What you should do =>
Can you restate the records below word for word?

Items listed in a dataset:
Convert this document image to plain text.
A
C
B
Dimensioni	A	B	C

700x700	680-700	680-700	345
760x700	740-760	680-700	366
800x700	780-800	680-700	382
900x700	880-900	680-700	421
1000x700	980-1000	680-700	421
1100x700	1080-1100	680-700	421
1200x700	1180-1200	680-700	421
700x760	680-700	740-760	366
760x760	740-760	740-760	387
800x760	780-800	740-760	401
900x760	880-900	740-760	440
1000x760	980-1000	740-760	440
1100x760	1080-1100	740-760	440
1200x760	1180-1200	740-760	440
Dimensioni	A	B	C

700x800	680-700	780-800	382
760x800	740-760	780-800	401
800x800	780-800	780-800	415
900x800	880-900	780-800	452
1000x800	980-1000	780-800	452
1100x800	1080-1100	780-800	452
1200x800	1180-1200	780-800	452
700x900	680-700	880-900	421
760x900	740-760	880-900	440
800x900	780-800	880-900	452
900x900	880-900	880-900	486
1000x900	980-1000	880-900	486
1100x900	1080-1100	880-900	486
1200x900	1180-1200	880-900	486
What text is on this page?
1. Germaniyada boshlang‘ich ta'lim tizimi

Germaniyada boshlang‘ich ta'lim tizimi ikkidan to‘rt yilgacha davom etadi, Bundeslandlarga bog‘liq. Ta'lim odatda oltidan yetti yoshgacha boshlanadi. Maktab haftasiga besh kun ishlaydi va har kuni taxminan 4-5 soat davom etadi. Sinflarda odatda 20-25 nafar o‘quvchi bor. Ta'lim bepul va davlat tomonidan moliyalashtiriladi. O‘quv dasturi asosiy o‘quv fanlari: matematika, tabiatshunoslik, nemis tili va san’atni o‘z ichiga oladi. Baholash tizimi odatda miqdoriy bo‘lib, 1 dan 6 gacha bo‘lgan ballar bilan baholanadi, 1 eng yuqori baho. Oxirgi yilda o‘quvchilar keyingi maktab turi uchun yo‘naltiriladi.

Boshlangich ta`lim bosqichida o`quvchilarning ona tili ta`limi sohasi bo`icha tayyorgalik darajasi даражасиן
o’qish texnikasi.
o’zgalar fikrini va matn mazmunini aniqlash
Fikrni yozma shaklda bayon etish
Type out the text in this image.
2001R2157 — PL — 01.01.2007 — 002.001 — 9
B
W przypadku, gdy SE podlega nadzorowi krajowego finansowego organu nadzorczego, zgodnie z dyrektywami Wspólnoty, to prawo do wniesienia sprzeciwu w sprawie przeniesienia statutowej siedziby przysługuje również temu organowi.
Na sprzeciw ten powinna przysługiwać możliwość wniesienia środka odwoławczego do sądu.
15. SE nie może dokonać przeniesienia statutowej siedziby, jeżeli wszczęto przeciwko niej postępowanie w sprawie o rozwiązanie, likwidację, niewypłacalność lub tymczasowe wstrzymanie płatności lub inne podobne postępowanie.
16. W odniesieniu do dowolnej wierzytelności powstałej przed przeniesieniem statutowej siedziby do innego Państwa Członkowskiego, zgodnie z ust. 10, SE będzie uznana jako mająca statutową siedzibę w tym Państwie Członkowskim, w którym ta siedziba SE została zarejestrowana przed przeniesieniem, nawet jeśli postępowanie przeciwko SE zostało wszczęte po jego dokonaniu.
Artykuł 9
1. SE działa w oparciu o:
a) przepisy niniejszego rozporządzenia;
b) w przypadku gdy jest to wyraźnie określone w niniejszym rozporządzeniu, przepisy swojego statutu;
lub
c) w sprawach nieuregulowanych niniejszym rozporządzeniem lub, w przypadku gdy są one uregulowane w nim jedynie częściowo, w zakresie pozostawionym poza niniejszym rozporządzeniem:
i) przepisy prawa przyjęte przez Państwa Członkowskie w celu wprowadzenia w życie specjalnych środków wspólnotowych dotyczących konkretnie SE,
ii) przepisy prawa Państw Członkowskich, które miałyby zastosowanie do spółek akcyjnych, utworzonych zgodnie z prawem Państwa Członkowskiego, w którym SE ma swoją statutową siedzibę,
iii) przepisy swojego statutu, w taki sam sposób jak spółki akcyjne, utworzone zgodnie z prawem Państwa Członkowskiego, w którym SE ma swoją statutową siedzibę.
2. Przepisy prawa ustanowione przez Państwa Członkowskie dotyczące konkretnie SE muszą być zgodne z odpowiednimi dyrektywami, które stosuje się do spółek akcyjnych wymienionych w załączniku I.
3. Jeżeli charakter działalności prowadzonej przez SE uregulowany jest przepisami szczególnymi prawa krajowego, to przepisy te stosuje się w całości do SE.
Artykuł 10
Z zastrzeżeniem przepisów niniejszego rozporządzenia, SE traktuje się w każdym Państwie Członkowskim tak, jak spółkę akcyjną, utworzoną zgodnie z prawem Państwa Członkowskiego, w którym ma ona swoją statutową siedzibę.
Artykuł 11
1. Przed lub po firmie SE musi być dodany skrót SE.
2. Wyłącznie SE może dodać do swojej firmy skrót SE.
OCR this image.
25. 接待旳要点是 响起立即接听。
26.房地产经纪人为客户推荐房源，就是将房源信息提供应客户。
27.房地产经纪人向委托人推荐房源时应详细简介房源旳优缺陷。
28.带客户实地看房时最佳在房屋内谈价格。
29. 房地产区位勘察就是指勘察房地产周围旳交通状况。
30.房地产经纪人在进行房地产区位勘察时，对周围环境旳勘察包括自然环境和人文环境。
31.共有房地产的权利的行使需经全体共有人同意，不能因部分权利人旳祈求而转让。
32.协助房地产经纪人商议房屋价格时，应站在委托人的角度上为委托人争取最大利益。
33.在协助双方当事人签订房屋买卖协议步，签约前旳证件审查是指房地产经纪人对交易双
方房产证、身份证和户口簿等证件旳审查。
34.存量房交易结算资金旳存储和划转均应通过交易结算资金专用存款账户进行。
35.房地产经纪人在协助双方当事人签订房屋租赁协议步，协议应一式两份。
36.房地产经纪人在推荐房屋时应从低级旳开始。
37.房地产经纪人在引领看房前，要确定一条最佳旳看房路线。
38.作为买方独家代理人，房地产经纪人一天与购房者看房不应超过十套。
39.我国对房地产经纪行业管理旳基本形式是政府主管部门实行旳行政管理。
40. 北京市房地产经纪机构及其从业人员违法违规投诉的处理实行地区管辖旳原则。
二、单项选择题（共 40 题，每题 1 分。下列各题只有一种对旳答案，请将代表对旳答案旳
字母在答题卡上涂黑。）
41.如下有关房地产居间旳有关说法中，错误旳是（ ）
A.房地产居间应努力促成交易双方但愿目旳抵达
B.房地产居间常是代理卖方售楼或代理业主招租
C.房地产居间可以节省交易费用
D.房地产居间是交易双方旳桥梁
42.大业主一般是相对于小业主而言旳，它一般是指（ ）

Answer in full =>
Convert this document image to plain text.
A
C
B
Dimensioni	A	B	C

700x700	680-700	680-700	345
760x700	740-760	680-700	366
800x700	780-800	680-700	382
900x700	880-900	680-700	421
1000x700	980-1000	680-700	421
1100x700	1080-1100	680-700	421
1200x700	1180-1200	680-700	421
700x760	680-700	740-760	366
760x760	740-760	740-760	387
800x760	780-800	740-760	401
900x760	880-900	740-760	440
1000x760	980-1000	740-760	440
1100x760	1080-1100	740-760	440
1200x760	1180-1200	740-760	440
Dimensioni	A	B	C

700x800	680-700	780-800	382
760x800	740-760	780-800	401
800x800	780-800	780-800	415
900x800	880-900	780-800	452
1000x800	980-1000	780-800	452
1100x800	1080-1100	780-800	452
1200x800	1180-1200	780-800	452
700x900	680-700	880-900	421
760x900	740-760	880-900	440
800x900	780-800	880-900	452
900x900	880-900	880-900	486
1000x900	980-1000	880-900	486
1100x900	1080-1100	880-900	486
1200x900	1180-1200	880-900	486
What text is on this page?
1. Germaniyada boshlang‘ich ta'lim tizimi

Germaniyada boshlang‘ich ta'lim tizimi ikkidan to‘rt yilgacha davom etadi, Bundeslandlarga bog‘liq. Ta'lim odatda oltidan yetti yoshgacha boshlanadi. Maktab haftasiga besh kun ishlaydi va har kuni taxminan 4-5 soat davom etadi. Sinflarda odatda 20-25 nafar o‘quvchi bor. Ta'lim bepul va davlat tomonidan moliyalashtiriladi. O‘quv dasturi asosiy o‘quv fanlari: matematika, tabiatshunoslik, nemis tili va san’atni o‘z ichiga oladi. Baholash tizimi odatda miqdoriy bo‘lib, 1 dan 6 gacha bo‘lgan ballar bilan baholanadi, 1 eng yuqori baho. Oxirgi yilda o‘quvchilar keyingi maktab turi uchun yo‘naltiriladi.

Boshlangich ta`lim bosqichida o`quvchilarning ona tili ta`limi sohasi bo`icha tayyorgalik darajasi даражасиן
o’qish texnikasi.
o’zgalar fikrini va matn mazmunini aniqlash
Fikrni yozma shaklda bayon etish
Type out the text in this image.
2001R2157 — PL — 01.01.2007 — 002.001 — 9
B
W przypadku, gdy SE podlega nadzorowi krajowego finansowego organu nadzorczego, zgodnie z dyrektywami Wspólnoty, to prawo do wniesienia sprzeciwu w sprawie przeniesienia statutowej siedziby przysługuje również temu organowi.
Na sprzeciw ten powinna przysługiwać możliwość wniesienia środka odwoławczego do sądu.
15. SE nie może dokonać przeniesienia statutowej siedziby, jeżeli wszczęto przeciwko niej postępowanie w sprawie o rozwiązanie, likwidację, niewypłacalność lub tymczasowe wstrzymanie płatności lub inne podobne postępowanie.
16. W odniesieniu do dowolnej wierzytelności powstałej przed przeniesieniem statutowej siedziby do innego Państwa Członkowskiego, zgodnie z ust. 10, SE będzie uznana jako mająca statutową siedzibę w tym Państwie Członkowskim, w którym ta siedziba SE została zarejestrowana przed przeniesieniem, nawet jeśli postępowanie przeciwko SE zostało wszczęte po jego dokonaniu.
Artykuł 9
1. SE działa w oparciu o:
a) przepisy niniejszego rozporządzenia;
b) w przypadku gdy jest to wyraźnie określone w niniejszym rozporządzeniu, przepisy swojego statutu;
lub
c) w sprawach nieuregulowanych niniejszym rozporządzeniem lub, w przypadku gdy są one uregulowane w nim jedynie częściowo, w zakresie pozostawionym poza niniejszym rozporządzeniem:
i) przepisy prawa przyjęte przez Państwa Członkowskie w celu wprowadzenia w życie specjalnych środków wspólnotowych dotyczących konkretnie SE,
ii) przepisy prawa Państw Członkowskich, które miałyby zastosowanie do spółek akcyjnych, utworzonych zgodnie z prawem Państwa Członkowskiego, w którym SE ma swoją statutową siedzibę,
iii) przepisy swojego statutu, w taki sam sposób jak spółki akcyjne, utworzone zgodnie z prawem Państwa Członkowskiego, w którym SE ma swoją statutową siedzibę.
2. Przepisy prawa ustanowione przez Państwa Członkowskie dotyczące konkretnie SE muszą być zgodne z odpowiednimi dyrektywami, które stosuje się do spółek akcyjnych wymienionych w załączniku I.
3. Jeżeli charakter działalności prowadzonej przez SE uregulowany jest przepisami szczególnymi prawa krajowego, to przepisy te stosuje się w całości do SE.
Artykuł 10
Z zastrzeżeniem przepisów niniejszego rozporządzenia, SE traktuje się w każdym Państwie Członkowskim tak, jak spółkę akcyjną, utworzoną zgodnie z prawem Państwa Członkowskiego, w którym ma ona swoją statutową siedzibę.
Artykuł 11
1. Przed lub po firmie SE musi być dodany skrót SE.
2. Wyłącznie SE może dodać do swojej firmy skrót SE.
OCR this image.
25. 接待旳要点是 响起立即接听。
26.房地产经纪人为客户推荐房源，就是将房源信息提供应客户。
27.房地产经纪人向委托人推荐房源时应详细简介房源旳优缺陷。
28.带客户实地看房时最佳在房屋内谈价格。
29. 房地产区位勘察就是指勘察房地产周围旳交通状况。
30.房地产经纪人在进行房地产区位勘察时，对周围环境旳勘察包括自然环境和人文环境。
31.共有房地产的权利的行使需经全体共有人同意，不能因部分权利人旳祈求而转让。
32.协助房地产经纪人商议房屋价格时，应站在委托人的角度上为委托人争取最大利益。
33.在协助双方当事人签订房屋买卖协议步，签约前旳证件审查是指房地产经纪人对交易双
方房产证、身份证和户口簿等证件旳审查。
34.存量房交易结算资金旳存储和划转均应通过交易结算资金专用存款账户进行。
35.房地产经纪人在协助双方当事人签订房屋租赁协议步，协议应一式两份。
36.房地产经纪人在推荐房屋时应从低级旳开始。
37.房地产经纪人在引领看房前，要确定一条最佳旳看房路线。
38.作为买方独家代理人，房地产经纪人一天与购房者看房不应超过十套。
39.我国对房地产经纪行业管理旳基本形式是政府主管部门实行旳行政管理。
40. 北京市房地产经纪机构及其从业人员违法违规投诉的处理实行地区管辖旳原则。
二、单项选择题（共 40 题，每题 1 分。下列各题只有一种对旳答案，请将代表对旳答案旳
字母在答题卡上涂黑。）
41.如下有关房地产居间旳有关说法中，错误旳是（ ）
A.房地产居间应努力促成交易双方但愿目旳抵达
B.房地产居间常是代理卖方售楼或代理业主招租
C.房地产居间可以节省交易费用
D.房地产居间是交易双方旳桥梁
42.大业主一般是相对于小业主而言旳，它一般是指（ ）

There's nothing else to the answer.